◆ INSTRUCTIONS TO FOLLOW: Your answer should be a single number: the count of lines that include the word "جنوبی".

◆ MATERIAL PROVIDED:
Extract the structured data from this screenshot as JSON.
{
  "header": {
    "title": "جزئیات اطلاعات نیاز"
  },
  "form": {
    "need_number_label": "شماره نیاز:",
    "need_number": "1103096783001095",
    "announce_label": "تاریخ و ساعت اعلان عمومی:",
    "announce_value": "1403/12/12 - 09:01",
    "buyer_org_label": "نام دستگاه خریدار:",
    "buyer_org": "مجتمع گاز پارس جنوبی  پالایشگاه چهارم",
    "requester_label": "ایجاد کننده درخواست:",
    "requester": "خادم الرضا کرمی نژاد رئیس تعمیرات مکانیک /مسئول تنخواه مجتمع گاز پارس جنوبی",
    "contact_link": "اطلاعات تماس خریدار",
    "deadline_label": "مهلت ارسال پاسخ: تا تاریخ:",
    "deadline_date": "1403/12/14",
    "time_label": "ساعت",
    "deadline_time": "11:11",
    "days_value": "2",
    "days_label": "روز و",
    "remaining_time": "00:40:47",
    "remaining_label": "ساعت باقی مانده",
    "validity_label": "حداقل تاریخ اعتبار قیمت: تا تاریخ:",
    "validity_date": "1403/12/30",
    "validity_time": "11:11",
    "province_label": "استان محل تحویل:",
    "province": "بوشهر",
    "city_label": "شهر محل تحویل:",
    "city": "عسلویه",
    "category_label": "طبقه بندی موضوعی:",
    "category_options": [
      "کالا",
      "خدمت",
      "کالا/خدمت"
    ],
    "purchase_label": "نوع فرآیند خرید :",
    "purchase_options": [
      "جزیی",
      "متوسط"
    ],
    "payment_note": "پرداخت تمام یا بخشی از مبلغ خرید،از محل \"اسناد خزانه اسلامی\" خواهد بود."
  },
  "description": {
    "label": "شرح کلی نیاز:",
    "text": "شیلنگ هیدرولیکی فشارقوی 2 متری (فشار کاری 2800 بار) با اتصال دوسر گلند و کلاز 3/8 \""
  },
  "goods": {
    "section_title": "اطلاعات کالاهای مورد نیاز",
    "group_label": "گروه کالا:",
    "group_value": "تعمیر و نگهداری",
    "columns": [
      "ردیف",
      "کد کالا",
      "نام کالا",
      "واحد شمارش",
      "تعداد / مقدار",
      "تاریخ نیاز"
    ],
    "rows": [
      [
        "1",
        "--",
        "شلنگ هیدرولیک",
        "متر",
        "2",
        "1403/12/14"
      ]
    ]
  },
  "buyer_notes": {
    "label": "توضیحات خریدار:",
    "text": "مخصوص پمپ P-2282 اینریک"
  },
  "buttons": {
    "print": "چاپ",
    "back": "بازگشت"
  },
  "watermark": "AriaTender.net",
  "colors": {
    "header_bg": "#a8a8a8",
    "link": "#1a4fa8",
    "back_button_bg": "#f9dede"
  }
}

◆ TASK OUTPUT: 2